* Problem statement *
Quote each record exactly, please, leaving none out.

═════ Exercise material

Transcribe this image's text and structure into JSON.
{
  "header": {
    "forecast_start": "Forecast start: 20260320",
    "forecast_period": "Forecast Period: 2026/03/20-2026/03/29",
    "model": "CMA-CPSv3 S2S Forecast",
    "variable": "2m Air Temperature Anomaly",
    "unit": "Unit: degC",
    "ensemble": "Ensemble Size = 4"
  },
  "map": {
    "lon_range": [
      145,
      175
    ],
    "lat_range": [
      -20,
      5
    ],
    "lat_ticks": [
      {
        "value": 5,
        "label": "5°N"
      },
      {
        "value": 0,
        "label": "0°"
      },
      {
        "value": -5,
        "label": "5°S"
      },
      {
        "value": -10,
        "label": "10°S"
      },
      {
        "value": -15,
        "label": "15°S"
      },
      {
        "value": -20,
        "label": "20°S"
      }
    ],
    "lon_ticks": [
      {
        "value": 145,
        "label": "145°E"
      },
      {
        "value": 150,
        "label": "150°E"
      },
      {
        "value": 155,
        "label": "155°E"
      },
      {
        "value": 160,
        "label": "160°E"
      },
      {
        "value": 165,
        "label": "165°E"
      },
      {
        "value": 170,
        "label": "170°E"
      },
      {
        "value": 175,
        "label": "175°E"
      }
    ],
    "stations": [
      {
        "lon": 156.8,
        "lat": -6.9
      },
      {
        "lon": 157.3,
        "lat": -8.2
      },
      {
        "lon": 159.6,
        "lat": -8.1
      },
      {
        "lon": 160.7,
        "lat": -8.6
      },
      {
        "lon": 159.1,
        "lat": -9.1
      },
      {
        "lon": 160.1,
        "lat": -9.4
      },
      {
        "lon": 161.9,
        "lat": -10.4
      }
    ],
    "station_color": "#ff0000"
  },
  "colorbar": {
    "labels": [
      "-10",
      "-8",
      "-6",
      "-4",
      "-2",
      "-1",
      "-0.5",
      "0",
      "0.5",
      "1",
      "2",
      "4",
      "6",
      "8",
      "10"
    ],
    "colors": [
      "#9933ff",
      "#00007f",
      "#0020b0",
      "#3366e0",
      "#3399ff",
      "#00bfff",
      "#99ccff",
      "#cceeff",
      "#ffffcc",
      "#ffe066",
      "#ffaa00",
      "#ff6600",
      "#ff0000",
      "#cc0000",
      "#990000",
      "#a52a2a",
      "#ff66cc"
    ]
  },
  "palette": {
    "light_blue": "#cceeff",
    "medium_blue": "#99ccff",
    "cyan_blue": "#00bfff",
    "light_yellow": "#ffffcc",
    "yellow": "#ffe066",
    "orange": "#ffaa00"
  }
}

══════════

* Output *
Transcribe this image's text and structure into JSON.
{
  "header": {
    "forecast_start": "Forecast start: 20260320",
    "forecast_period": "Forecast Period: 2026/03/20-2026/03/29",
    "model": "CMA-CPSv3 S2S Forecast",
    "variable": "2m Air Temperature Anomaly",
    "unit": "Unit: degC",
    "ensemble": "Ensemble Size = 4"
  },
  "map": {
    "lon_range": [
      145,
      175
    ],
    "lat_range": [
      -20,
      5
    ],
    "lat_ticks": [
      {
        "value": 5,
        "label": "5°N"
      },
      {
        "value": 0,
        "label": "0°"
      },
      {
        "value": -5,
        "label": "5°S"
      },
      {
        "value": -10,
        "label": "10°S"
      },
      {
        "value": -15,
        "label": "15°S"
      },
      {
        "value": -20,
        "label": "20°S"
      }
    ],
    "lon_ticks": [
      {
        "value": 145,
        "label": "145°E"
      },
      {
        "value": 150,
        "label": "150°E"
      },
      {
        "value": 155,
        "label": "155°E"
      },
      {
        "value": 160,
        "label": "160°E"
      },
      {
        "value": 165,
        "label": "165°E"
      },
      {
        "value": 170,
        "label": "170°E"
      },
      {
        "value": 175,
        "label": "175°E"
      }
    ],
    "stations": [
      {
        "lon": 156.8,
        "lat": -6.9
      },
      {
        "lon": 157.3,
        "lat": -8.2
      },
      {
        "lon": 159.6,
        "lat": -8.1
      },
      {
        "lon": 160.7,
        "lat": -8.6
      },
      {
        "lon": 159.1,
        "lat": -9.1
      },
      {
        "lon": 160.1,
        "lat": -9.4
      },
      {
        "lon": 161.9,
        "lat": -10.4
      }
    ],
    "station_color": "#ff0000"
  },
  "colorbar": {
    "labels": [
      "-10",
      "-8",
      "-6",
      "-4",
      "-2",
      "-1",
      "-0.5",
      "0",
      "0.5",
      "1",
      "2",
      "4",
      "6",
      "8",
      "10"
    ],
    "colors": [
      "#9933ff",
      "#00007f",
      "#0020b0",
      "#3366e0",
      "#3399ff",
      "#00bfff",
      "#99ccff",
      "#cceeff",
      "#ffffcc",
      "#ffe066",
      "#ffaa00",
      "#ff6600",
      "#ff0000",
      "#cc0000",
      "#990000",
      "#a52a2a",
      "#ff66cc"
    ]
  },
  "palette": {
    "light_blue": "#cceeff",
    "medium_blue": "#99ccff",
    "cyan_blue": "#00bfff",
    "light_yellow": "#ffffcc",
    "yellow": "#ffe066",
    "orange": "#ffaa00"
  }
}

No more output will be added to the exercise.